--- BEGIN Dataset entries ---
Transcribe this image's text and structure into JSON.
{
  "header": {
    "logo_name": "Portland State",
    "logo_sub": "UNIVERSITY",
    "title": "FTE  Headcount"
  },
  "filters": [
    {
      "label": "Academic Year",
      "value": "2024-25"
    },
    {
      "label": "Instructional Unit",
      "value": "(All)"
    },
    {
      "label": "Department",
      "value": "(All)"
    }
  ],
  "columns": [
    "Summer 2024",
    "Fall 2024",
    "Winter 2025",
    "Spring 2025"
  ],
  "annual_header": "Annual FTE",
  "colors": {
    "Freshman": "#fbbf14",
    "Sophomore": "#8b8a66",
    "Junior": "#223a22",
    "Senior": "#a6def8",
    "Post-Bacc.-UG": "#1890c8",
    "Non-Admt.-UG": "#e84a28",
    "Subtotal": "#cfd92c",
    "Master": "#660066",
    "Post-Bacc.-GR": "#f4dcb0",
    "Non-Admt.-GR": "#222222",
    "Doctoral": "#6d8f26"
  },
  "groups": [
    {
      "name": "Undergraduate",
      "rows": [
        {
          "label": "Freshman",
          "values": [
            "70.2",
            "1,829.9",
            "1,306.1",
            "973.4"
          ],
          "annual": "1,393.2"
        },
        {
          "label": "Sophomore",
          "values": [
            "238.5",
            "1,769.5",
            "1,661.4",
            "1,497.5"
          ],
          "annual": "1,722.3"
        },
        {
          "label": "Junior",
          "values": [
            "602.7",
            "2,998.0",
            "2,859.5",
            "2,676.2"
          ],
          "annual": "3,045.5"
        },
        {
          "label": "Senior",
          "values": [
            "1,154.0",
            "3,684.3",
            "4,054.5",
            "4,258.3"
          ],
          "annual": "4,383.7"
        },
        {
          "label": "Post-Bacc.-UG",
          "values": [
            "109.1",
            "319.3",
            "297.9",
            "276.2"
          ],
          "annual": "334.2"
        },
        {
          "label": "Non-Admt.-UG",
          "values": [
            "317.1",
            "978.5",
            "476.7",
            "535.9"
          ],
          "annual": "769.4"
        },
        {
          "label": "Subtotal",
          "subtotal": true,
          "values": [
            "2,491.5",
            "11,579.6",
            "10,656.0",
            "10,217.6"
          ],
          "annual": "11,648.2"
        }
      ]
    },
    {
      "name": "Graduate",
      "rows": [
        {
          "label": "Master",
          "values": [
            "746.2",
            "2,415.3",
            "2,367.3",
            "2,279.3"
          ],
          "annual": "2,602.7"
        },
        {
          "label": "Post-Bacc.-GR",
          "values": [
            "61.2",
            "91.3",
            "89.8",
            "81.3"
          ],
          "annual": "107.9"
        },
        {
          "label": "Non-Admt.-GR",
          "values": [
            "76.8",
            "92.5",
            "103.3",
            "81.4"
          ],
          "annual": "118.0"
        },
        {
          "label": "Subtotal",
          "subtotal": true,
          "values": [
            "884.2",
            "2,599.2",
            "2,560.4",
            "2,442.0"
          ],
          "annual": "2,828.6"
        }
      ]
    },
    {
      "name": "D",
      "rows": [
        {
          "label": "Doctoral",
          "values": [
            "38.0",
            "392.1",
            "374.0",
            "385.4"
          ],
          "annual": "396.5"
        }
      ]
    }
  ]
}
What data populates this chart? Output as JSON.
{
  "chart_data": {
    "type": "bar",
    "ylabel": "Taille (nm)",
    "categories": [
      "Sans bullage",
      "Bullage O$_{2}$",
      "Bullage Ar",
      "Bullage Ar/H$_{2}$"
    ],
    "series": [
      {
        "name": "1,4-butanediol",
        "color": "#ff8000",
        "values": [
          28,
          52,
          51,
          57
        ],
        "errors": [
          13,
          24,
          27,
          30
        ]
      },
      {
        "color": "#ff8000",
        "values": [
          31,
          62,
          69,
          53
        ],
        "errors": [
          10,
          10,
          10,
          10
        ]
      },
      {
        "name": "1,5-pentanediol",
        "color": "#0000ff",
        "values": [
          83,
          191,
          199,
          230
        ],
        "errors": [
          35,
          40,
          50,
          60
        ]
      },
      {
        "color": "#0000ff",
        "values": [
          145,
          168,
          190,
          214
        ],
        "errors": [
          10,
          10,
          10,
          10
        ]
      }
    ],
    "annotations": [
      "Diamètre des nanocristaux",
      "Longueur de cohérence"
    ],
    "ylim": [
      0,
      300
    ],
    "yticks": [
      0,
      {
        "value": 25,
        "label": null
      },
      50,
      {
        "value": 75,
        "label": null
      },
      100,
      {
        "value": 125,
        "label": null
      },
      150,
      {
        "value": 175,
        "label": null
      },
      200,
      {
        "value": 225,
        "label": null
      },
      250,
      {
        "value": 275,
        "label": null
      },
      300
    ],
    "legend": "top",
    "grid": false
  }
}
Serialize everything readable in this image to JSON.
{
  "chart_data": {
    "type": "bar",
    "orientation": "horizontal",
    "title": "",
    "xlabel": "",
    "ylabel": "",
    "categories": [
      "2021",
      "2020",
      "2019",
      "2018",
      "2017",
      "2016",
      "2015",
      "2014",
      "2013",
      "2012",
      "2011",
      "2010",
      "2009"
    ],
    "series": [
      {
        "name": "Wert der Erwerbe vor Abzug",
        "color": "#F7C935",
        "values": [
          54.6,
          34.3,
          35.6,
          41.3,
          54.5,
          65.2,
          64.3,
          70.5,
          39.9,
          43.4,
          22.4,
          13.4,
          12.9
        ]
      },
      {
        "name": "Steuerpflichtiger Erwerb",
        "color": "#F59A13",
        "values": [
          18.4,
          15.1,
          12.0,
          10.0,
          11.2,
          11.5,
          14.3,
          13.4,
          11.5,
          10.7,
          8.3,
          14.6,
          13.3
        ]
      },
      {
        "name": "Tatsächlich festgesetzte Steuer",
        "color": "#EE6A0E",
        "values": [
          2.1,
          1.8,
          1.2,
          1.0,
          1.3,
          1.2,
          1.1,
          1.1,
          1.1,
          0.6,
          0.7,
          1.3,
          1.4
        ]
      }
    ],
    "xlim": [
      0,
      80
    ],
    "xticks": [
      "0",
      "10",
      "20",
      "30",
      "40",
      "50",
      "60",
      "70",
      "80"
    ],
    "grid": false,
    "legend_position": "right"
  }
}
--- END Dataset entries ---
#### [Written task]
Extract all lines as given.

#### [Output below]
Transcribe this image's text and structure into JSON.
{
  "header": {
    "logo_name": "Portland State",
    "logo_sub": "UNIVERSITY",
    "title": "FTE  Headcount"
  },
  "filters": [
    {
      "label": "Academic Year",
      "value": "2024-25"
    },
    {
      "label": "Instructional Unit",
      "value": "(All)"
    },
    {
      "label": "Department",
      "value": "(All)"
    }
  ],
  "columns": [
    "Summer 2024",
    "Fall 2024",
    "Winter 2025",
    "Spring 2025"
  ],
  "annual_header": "Annual FTE",
  "colors": {
    "Freshman": "#fbbf14",
    "Sophomore": "#8b8a66",
    "Junior": "#223a22",
    "Senior": "#a6def8",
    "Post-Bacc.-UG": "#1890c8",
    "Non-Admt.-UG": "#e84a28",
    "Subtotal": "#cfd92c",
    "Master": "#660066",
    "Post-Bacc.-GR": "#f4dcb0",
    "Non-Admt.-GR": "#222222",
    "Doctoral": "#6d8f26"
  },
  "groups": [
    {
      "name": "Undergraduate",
      "rows": [
        {
          "label": "Freshman",
          "values": [
            "70.2",
            "1,829.9",
            "1,306.1",
            "973.4"
          ],
          "annual": "1,393.2"
        },
        {
          "label": "Sophomore",
          "values": [
            "238.5",
            "1,769.5",
            "1,661.4",
            "1,497.5"
          ],
          "annual": "1,722.3"
        },
        {
          "label": "Junior",
          "values": [
            "602.7",
            "2,998.0",
            "2,859.5",
            "2,676.2"
          ],
          "annual": "3,045.5"
        },
        {
          "label": "Senior",
          "values": [
            "1,154.0",
            "3,684.3",
            "4,054.5",
            "4,258.3"
          ],
          "annual": "4,383.7"
        },
        {
          "label": "Post-Bacc.-UG",
          "values": [
            "109.1",
            "319.3",
            "297.9",
            "276.2"
          ],
          "annual": "334.2"
        },
        {
          "label": "Non-Admt.-UG",
          "values": [
            "317.1",
            "978.5",
            "476.7",
            "535.9"
          ],
          "annual": "769.4"
        },
        {
          "label": "Subtotal",
          "subtotal": true,
          "values": [
            "2,491.5",
            "11,579.6",
            "10,656.0",
            "10,217.6"
          ],
          "annual": "11,648.2"
        }
      ]
    },
    {
      "name": "Graduate",
      "rows": [
        {
          "label": "Master",
          "values": [
            "746.2",
            "2,415.3",
            "2,367.3",
            "2,279.3"
          ],
          "annual": "2,602.7"
        },
        {
          "label": "Post-Bacc.-GR",
          "values": [
            "61.2",
            "91.3",
            "89.8",
            "81.3"
          ],
          "annual": "107.9"
        },
        {
          "label": "Non-Admt.-GR",
          "values": [
            "76.8",
            "92.5",
            "103.3",
            "81.4"
          ],
          "annual": "118.0"
        },
        {
          "label": "Subtotal",
          "subtotal": true,
          "values": [
            "884.2",
            "2,599.2",
            "2,560.4",
            "2,442.0"
          ],
          "annual": "2,828.6"
        }
      ]
    },
    {
      "name": "D",
      "rows": [
        {
          "label": "Doctoral",
          "values": [
            "38.0",
            "392.1",
            "374.0",
            "385.4"
          ],
          "annual": "396.5"
        }
      ]
    }
  ]
}
What data populates this chart? Output as JSON.
{
  "chart_data": {
    "type": "bar",
    "ylabel": "Taille (nm)",
    "categories": [
      "Sans bullage",
      "Bullage O$_{2}$",
      "Bullage Ar",
      "Bullage Ar/H$_{2}$"
    ],
    "series": [
      {
        "name": "1,4-butanediol",
        "color": "#ff8000",
        "values": [
          28,
          52,
          51,
          57
        ],
        "errors": [
          13,
          24,
          27,
          30
        ]
      },
      {
        "color": "#ff8000",
        "values": [
          31,
          62,
          69,
          53
        ],
        "errors": [
          10,
          10,
          10,
          10
        ]
      },
      {
        "name": "1,5-pentanediol",
        "color": "#0000ff",
        "values": [
          83,
          191,
          199,
          230
        ],
        "errors": [
          35,
          40,
          50,
          60
        ]
      },
      {
        "color": "#0000ff",
        "values": [
          145,
          168,
          190,
          214
        ],
        "errors": [
          10,
          10,
          10,
          10
        ]
      }
    ],
    "annotations": [
      "Diamètre des nanocristaux",
      "Longueur de cohérence"
    ],
    "ylim": [
      0,
      300
    ],
    "yticks": [
      0,
      {
        "value": 25,
        "label": null
      },
      50,
      {
        "value": 75,
        "label": null
      },
      100,
      {
        "value": 125,
        "label": null
      },
      150,
      {
        "value": 175,
        "label": null
      },
      200,
      {
        "value": 225,
        "label": null
      },
      250,
      {
        "value": 275,
        "label": null
      },
      300
    ],
    "legend": "top",
    "grid": false
  }
}
Serialize everything readable in this image to JSON.
{
  "chart_data": {
    "type": "bar",
    "orientation": "horizontal",
    "title": "",
    "xlabel": "",
    "ylabel": "",
    "categories": [
      "2021",
      "2020",
      "2019",
      "2018",
      "2017",
      "2016",
      "2015",
      "2014",
      "2013",
      "2012",
      "2011",
      "2010",
      "2009"
    ],
    "series": [
      {
        "name": "Wert der Erwerbe vor Abzug",
        "color": "#F7C935",
        "values": [
          54.6,
          34.3,
          35.6,
          41.3,
          54.5,
          65.2,
          64.3,
          70.5,
          39.9,
          43.4,
          22.4,
          13.4,
          12.9
        ]
      },
      {
        "name": "Steuerpflichtiger Erwerb",
        "color": "#F59A13",
        "values": [
          18.4,
          15.1,
          12.0,
          10.0,
          11.2,
          11.5,
          14.3,
          13.4,
          11.5,
          10.7,
          8.3,
          14.6,
          13.3
        ]
      },
      {
        "name": "Tatsächlich festgesetzte Steuer",
        "color": "#EE6A0E",
        "values": [
          2.1,
          1.8,
          1.2,
          1.0,
          1.3,
          1.2,
          1.1,
          1.1,
          1.1,
          0.6,
          0.7,
          1.3,
          1.4
        ]
      }
    ],
    "xlim": [
      0,
      80
    ],
    "xticks": [
      "0",
      "10",
      "20",
      "30",
      "40",
      "50",
      "60",
      "70",
      "80"
    ],
    "grid": false,
    "legend_position": "right"
  }
}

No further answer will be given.